(Stored data)
--------
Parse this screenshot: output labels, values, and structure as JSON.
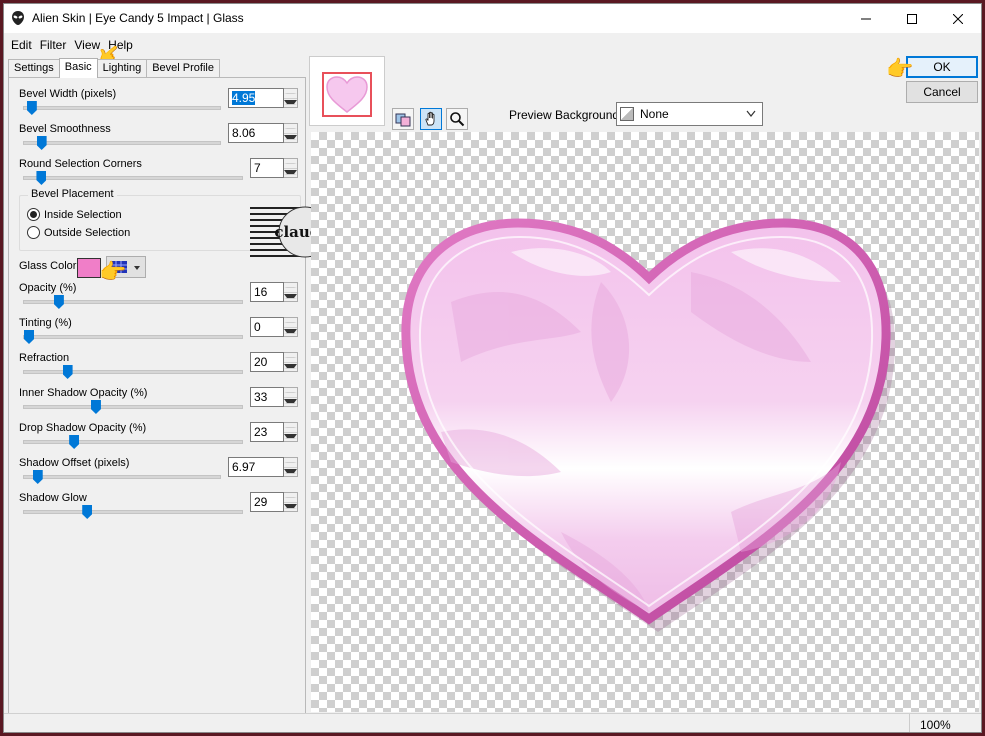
{
  "window": {
    "title": "Alien Skin | Eye Candy 5 Impact | Glass"
  },
  "menu": [
    "Edit",
    "Filter",
    "View",
    "Help"
  ],
  "tabs": [
    {
      "label": "Settings",
      "active": false
    },
    {
      "label": "Basic",
      "active": true
    },
    {
      "label": "Lighting",
      "active": false
    },
    {
      "label": "Bevel Profile",
      "active": false
    }
  ],
  "controls": {
    "bevel_width": {
      "label": "Bevel Width (pixels)",
      "value": "4.95",
      "slider": 0.04
    },
    "bevel_smoothness": {
      "label": "Bevel Smoothness",
      "value": "8.06",
      "slider": 0.09
    },
    "round_corners": {
      "label": "Round Selection Corners",
      "value": "7",
      "slider": 0.08
    },
    "opacity": {
      "label": "Opacity (%)",
      "value": "16",
      "slider": 0.16
    },
    "tinting": {
      "label": "Tinting (%)",
      "value": "0",
      "slider": 0.0
    },
    "refraction": {
      "label": "Refraction",
      "value": "20",
      "slider": 0.2
    },
    "inner_shadow": {
      "label": "Inner Shadow Opacity (%)",
      "value": "33",
      "slider": 0.33
    },
    "drop_shadow": {
      "label": "Drop Shadow Opacity (%)",
      "value": "23",
      "slider": 0.23
    },
    "shadow_offset": {
      "label": "Shadow Offset (pixels)",
      "value": "6.97",
      "slider": 0.07
    },
    "shadow_glow": {
      "label": "Shadow Glow",
      "value": "29",
      "slider": 0.29
    }
  },
  "bevel_placement": {
    "title": "Bevel Placement",
    "inside": "Inside Selection",
    "outside": "Outside Selection",
    "selected": "inside"
  },
  "glass_color": {
    "label": "Glass Color",
    "color": "#f07ec8"
  },
  "preview": {
    "background_label": "Preview Background:",
    "background_value": "None",
    "zoom": "100%"
  },
  "buttons": {
    "ok": "OK",
    "cancel": "Cancel"
  },
  "watermark_text": "claudia",
  "colors": {
    "accent": "#0078d7",
    "heart_rim": "#d264b4",
    "heart_fill": "#f5c8ec"
  }
}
--------
- _EXERCISE BRIEF_: Report back each line of the entries that holds the string "slider".

- _PROBLEM SOLUTION_:
      "slider": 0.04
      "slider": 0.09
      "slider": 0.08
      "slider": 0.16
      "slider": 0.0
      "slider": 0.2
      "slider": 0.33
      "slider": 0.23
      "slider": 0.07
      "slider": 0.29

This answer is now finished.